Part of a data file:
= = = = =
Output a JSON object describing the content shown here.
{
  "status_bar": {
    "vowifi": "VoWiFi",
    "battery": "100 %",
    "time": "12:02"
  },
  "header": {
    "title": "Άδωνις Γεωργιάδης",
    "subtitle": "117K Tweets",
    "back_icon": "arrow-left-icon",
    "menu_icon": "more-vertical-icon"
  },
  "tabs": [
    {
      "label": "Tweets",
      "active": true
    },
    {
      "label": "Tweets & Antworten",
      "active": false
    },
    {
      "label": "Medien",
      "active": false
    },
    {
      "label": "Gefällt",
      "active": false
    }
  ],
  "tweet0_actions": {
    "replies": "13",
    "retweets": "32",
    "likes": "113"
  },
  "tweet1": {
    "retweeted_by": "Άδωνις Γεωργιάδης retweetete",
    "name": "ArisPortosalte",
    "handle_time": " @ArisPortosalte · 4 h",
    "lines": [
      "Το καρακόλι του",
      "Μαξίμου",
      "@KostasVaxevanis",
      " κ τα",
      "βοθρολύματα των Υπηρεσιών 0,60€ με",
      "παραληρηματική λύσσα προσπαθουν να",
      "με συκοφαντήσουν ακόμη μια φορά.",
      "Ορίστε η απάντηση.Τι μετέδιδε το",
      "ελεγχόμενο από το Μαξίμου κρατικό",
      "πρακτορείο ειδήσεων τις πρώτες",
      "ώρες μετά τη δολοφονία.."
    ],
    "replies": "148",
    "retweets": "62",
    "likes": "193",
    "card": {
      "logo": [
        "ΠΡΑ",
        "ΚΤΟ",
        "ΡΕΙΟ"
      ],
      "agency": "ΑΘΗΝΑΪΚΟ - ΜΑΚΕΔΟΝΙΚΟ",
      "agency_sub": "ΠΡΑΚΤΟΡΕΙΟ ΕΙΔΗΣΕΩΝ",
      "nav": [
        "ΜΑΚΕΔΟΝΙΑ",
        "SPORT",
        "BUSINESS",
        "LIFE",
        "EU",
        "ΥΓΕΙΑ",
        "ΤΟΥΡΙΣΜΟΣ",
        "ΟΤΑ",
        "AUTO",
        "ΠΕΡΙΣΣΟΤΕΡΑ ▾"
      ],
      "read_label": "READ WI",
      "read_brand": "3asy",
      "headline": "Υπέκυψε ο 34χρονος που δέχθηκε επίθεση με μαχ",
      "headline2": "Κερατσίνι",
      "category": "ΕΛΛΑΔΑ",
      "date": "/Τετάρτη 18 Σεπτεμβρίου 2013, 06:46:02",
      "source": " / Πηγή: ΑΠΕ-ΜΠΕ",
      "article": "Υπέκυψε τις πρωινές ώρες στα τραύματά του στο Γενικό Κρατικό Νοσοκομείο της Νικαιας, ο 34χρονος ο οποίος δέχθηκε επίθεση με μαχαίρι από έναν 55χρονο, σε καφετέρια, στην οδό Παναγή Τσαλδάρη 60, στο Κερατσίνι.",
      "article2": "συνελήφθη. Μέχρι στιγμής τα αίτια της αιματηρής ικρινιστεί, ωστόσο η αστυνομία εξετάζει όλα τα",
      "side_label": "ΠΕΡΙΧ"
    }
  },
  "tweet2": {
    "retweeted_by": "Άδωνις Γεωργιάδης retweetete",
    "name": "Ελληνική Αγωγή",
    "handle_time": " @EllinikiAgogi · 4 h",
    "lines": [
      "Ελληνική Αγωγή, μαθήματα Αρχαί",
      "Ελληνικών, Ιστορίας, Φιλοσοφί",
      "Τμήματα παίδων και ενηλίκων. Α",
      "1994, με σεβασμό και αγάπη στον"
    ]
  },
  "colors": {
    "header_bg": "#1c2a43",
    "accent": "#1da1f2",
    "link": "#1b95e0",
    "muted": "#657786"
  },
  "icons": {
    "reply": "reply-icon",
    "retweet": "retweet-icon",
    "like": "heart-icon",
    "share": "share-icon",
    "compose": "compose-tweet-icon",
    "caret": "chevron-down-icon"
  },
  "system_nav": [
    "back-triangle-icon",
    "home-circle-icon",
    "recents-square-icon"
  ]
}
= = = = =
Challenge:
Reply with nothing but the number of lines in the data above that contain "δέχθηκε".

Exercise result:
2